WHAT THE TASK REQUIRES
All of the data below should be written out exactly.

Excerpts from a figure dataset:

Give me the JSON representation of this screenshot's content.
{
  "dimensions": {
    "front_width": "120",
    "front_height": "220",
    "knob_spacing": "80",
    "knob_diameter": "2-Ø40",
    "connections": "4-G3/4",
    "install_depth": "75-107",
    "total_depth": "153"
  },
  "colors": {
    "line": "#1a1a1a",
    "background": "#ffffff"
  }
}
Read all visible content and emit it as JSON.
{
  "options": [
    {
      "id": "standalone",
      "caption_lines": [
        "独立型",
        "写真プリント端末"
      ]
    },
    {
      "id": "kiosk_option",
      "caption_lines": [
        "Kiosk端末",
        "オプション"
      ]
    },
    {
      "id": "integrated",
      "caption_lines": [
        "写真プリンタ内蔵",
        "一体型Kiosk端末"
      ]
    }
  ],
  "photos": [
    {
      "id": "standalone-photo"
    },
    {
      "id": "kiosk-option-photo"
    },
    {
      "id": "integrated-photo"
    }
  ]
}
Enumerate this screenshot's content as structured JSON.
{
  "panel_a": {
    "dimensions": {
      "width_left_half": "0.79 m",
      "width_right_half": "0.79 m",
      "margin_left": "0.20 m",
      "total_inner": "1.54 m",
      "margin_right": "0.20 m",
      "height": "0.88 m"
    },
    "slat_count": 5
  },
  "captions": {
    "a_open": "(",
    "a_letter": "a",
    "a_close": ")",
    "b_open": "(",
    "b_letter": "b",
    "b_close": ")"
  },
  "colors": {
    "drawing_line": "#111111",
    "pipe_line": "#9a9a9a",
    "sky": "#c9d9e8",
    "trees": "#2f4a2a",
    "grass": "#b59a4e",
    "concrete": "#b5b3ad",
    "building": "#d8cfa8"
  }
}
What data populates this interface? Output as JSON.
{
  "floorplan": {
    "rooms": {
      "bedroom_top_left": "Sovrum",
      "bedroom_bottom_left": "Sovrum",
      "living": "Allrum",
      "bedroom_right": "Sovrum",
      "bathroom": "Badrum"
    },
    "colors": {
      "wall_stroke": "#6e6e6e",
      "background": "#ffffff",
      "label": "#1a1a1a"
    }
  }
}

ANSWER TO THIS EXERCISE
Give me the JSON representation of this screenshot's content.
{
  "dimensions": {
    "front_width": "120",
    "front_height": "220",
    "knob_spacing": "80",
    "knob_diameter": "2-Ø40",
    "connections": "4-G3/4",
    "install_depth": "75-107",
    "total_depth": "153"
  },
  "colors": {
    "line": "#1a1a1a",
    "background": "#ffffff"
  }
}
Read all visible content and emit it as JSON.
{
  "options": [
    {
      "id": "standalone",
      "caption_lines": [
        "独立型",
        "写真プリント端末"
      ]
    },
    {
      "id": "kiosk_option",
      "caption_lines": [
        "Kiosk端末",
        "オプション"
      ]
    },
    {
      "id": "integrated",
      "caption_lines": [
        "写真プリンタ内蔵",
        "一体型Kiosk端末"
      ]
    }
  ],
  "photos": [
    {
      "id": "standalone-photo"
    },
    {
      "id": "kiosk-option-photo"
    },
    {
      "id": "integrated-photo"
    }
  ]
}
Enumerate this screenshot's content as structured JSON.
{
  "panel_a": {
    "dimensions": {
      "width_left_half": "0.79 m",
      "width_right_half": "0.79 m",
      "margin_left": "0.20 m",
      "total_inner": "1.54 m",
      "margin_right": "0.20 m",
      "height": "0.88 m"
    },
    "slat_count": 5
  },
  "captions": {
    "a_open": "(",
    "a_letter": "a",
    "a_close": ")",
    "b_open": "(",
    "b_letter": "b",
    "b_close": ")"
  },
  "colors": {
    "drawing_line": "#111111",
    "pipe_line": "#9a9a9a",
    "sky": "#c9d9e8",
    "trees": "#2f4a2a",
    "grass": "#b59a4e",
    "concrete": "#b5b3ad",
    "building": "#d8cfa8"
  }
}
What data populates this interface? Output as JSON.
{
  "floorplan": {
    "rooms": {
      "bedroom_top_left": "Sovrum",
      "bedroom_bottom_left": "Sovrum",
      "living": "Allrum",
      "bedroom_right": "Sovrum",
      "bathroom": "Badrum"
    },
    "colors": {
      "wall_stroke": "#6e6e6e",
      "background": "#ffffff",
      "label": "#1a1a1a"
    }
  }
}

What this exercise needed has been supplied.